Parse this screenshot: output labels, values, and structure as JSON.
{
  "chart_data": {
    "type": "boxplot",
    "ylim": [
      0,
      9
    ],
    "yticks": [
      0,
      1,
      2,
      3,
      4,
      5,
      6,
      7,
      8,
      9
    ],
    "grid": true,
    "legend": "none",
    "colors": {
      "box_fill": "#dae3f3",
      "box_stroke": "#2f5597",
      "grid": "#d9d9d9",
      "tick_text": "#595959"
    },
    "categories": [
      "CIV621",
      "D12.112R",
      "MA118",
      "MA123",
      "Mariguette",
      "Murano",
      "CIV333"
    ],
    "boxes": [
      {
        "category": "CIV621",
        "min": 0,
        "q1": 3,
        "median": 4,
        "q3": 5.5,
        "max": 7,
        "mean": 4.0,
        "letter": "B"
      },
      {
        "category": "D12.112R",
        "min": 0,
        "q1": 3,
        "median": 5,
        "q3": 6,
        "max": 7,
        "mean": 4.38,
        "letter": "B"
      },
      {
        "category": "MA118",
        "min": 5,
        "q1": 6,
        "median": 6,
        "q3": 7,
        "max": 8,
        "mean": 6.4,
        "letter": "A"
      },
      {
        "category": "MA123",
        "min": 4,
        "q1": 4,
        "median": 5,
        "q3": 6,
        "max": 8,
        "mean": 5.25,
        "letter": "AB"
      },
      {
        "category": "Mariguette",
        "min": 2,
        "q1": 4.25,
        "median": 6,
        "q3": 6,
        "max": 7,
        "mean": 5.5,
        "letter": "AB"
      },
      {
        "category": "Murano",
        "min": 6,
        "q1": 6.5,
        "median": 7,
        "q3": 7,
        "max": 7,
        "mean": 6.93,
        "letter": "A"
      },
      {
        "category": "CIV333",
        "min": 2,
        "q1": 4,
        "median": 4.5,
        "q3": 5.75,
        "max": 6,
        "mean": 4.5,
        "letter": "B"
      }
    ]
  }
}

========================

Task to carry out
Repeat the entries shown above, every one, word for word.

Solution
Parse this screenshot: output labels, values, and structure as JSON.
{
  "chart_data": {
    "type": "boxplot",
    "ylim": [
      0,
      9
    ],
    "yticks": [
      0,
      1,
      2,
      3,
      4,
      5,
      6,
      7,
      8,
      9
    ],
    "grid": true,
    "legend": "none",
    "colors": {
      "box_fill": "#dae3f3",
      "box_stroke": "#2f5597",
      "grid": "#d9d9d9",
      "tick_text": "#595959"
    },
    "categories": [
      "CIV621",
      "D12.112R",
      "MA118",
      "MA123",
      "Mariguette",
      "Murano",
      "CIV333"
    ],
    "boxes": [
      {
        "category": "CIV621",
        "min": 0,
        "q1": 3,
        "median": 4,
        "q3": 5.5,
        "max": 7,
        "mean": 4.0,
        "letter": "B"
      },
      {
        "category": "D12.112R",
        "min": 0,
        "q1": 3,
        "median": 5,
        "q3": 6,
        "max": 7,
        "mean": 4.38,
        "letter": "B"
      },
      {
        "category": "MA118",
        "min": 5,
        "q1": 6,
        "median": 6,
        "q3": 7,
        "max": 8,
        "mean": 6.4,
        "letter": "A"
      },
      {
        "category": "MA123",
        "min": 4,
        "q1": 4,
        "median": 5,
        "q3": 6,
        "max": 8,
        "mean": 5.25,
        "letter": "AB"
      },
      {
        "category": "Mariguette",
        "min": 2,
        "q1": 4.25,
        "median": 6,
        "q3": 6,
        "max": 7,
        "mean": 5.5,
        "letter": "AB"
      },
      {
        "category": "Murano",
        "min": 6,
        "q1": 6.5,
        "median": 7,
        "q3": 7,
        "max": 7,
        "mean": 6.93,
        "letter": "A"
      },
      {
        "category": "CIV333",
        "min": 2,
        "q1": 4,
        "median": 4.5,
        "q3": 5.75,
        "max": 6,
        "mean": 4.5,
        "letter": "B"
      }
    ]
  }
}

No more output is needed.